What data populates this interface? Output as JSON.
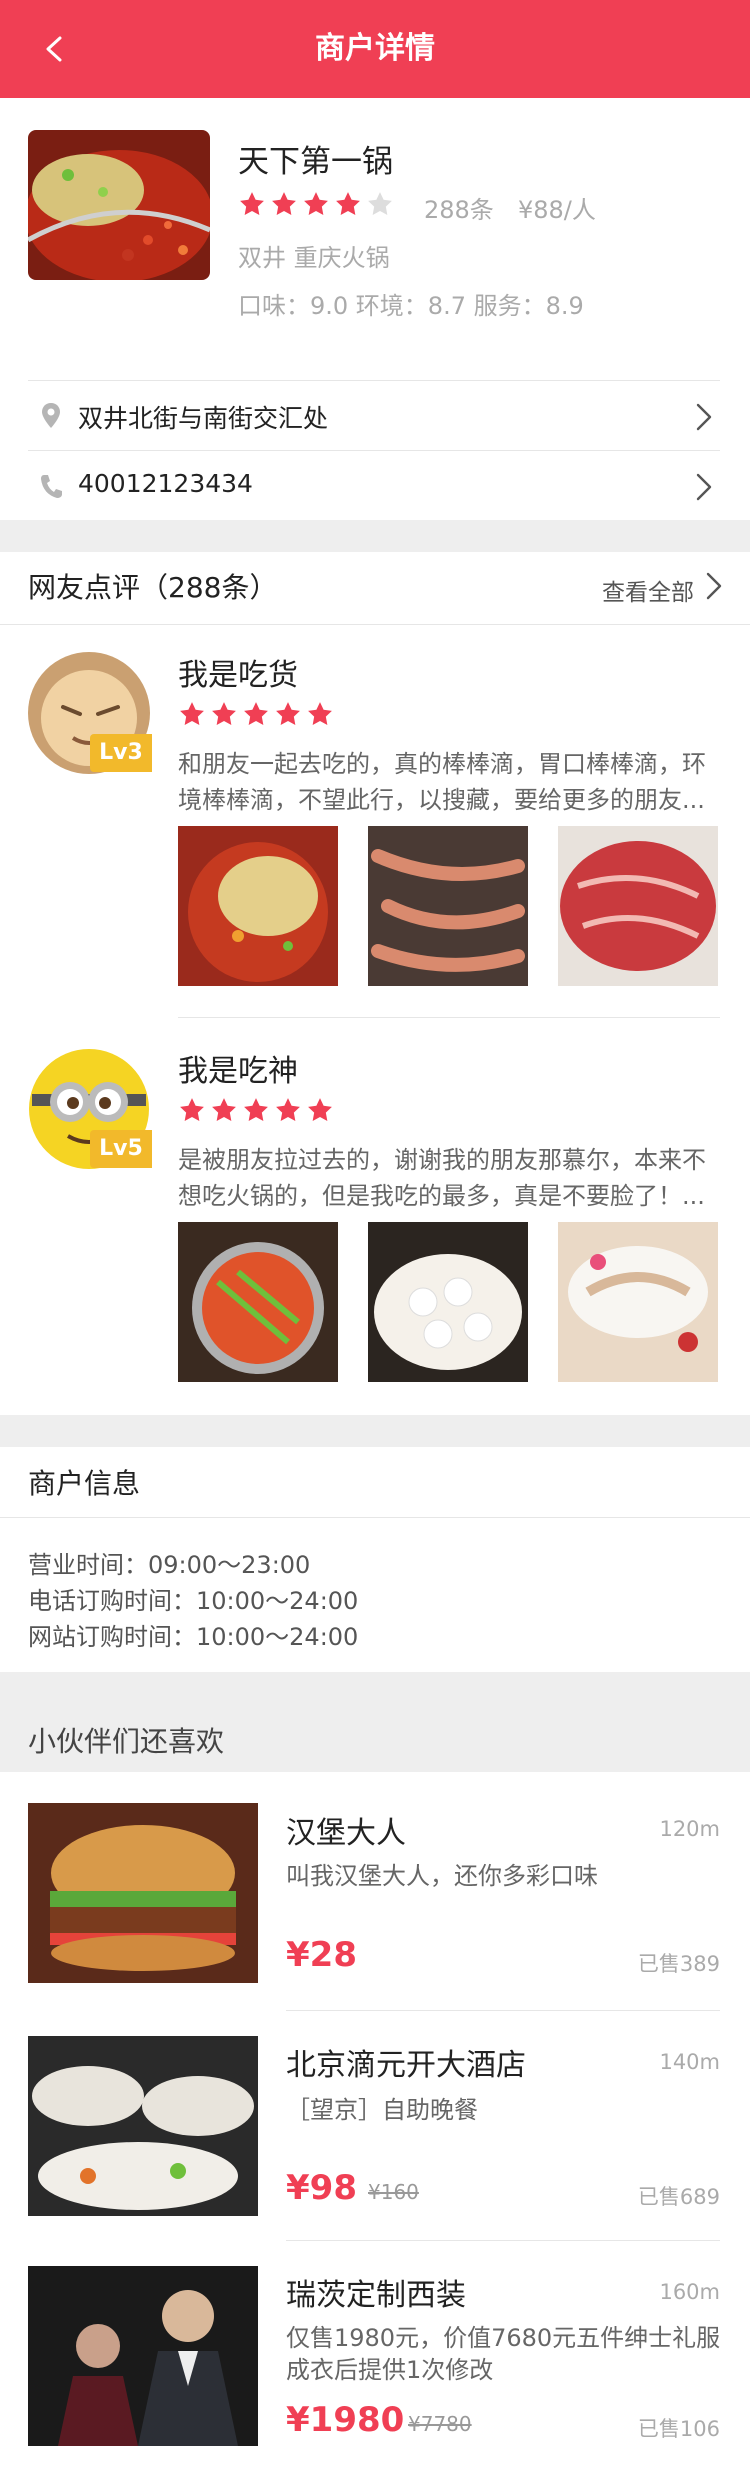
{
  "header": {
    "title": "商户详情",
    "back_icon": "chevron-left-icon"
  },
  "shop": {
    "name": "天下第一锅",
    "rating": 4,
    "rating_max": 5,
    "review_count": "288条",
    "price": "¥88/人",
    "category": "双井 重庆火锅",
    "scores": "口味：9.0 环境：8.7 服务：8.9",
    "address": "双井北街与南街交汇处",
    "phone": "40012123434"
  },
  "reviews": {
    "title": "网友点评（288条）",
    "see_all": "查看全部",
    "items": [
      {
        "name": "我是吃货",
        "level": "Lv3",
        "stars": 5,
        "text": "和朋友一起去吃的，真的棒棒滴，胃口棒棒滴，环境棒棒滴，不望此行，以搜藏，要给更多的朋友..."
      },
      {
        "name": "我是吃神",
        "level": "Lv5",
        "stars": 5,
        "text": "是被朋友拉过去的，谢谢我的朋友那慕尔，本来不想吃火锅的，但是我吃的最多，真是不要脸了！..."
      }
    ]
  },
  "merchant_info": {
    "title": "商户信息",
    "hours": "营业时间：09:00～23:00",
    "phone_hours": "电话订购时间：10:00～24:00",
    "web_hours": "网站订购时间：10:00～24:00"
  },
  "recommend": {
    "title": "小伙伴们还喜欢",
    "items": [
      {
        "name": "汉堡大人",
        "distance": "120m",
        "desc": "叫我汉堡大人，还你多彩口味",
        "price": "¥28",
        "old_price": "",
        "sold": "已售389"
      },
      {
        "name": "北京滴元开大酒店",
        "distance": "140m",
        "desc": "［望京］自助晚餐",
        "price": "¥98",
        "old_price": "¥160",
        "sold": "已售689"
      },
      {
        "name": "瑞茨定制西装",
        "distance": "160m",
        "desc": "仅售1980元，价值7680元五件绅士礼服成衣后提供1次修改",
        "price": "¥1980",
        "old_price": "¥7780",
        "sold": "已售106"
      }
    ]
  },
  "colors": {
    "brand": "#f03f54",
    "star_empty": "#dddddd",
    "level_badge": "#f2b92b"
  }
}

— What you are asked to do —
Copy out each line of the listing that holds "name".

— Answer to the problem —
    "name": "天下第一锅",
        "name": "我是吃货",
        "name": "我是吃神",
        "name": "汉堡大人",
        "name": "北京滴元开大酒店",
        "name": "瑞茨定制西装",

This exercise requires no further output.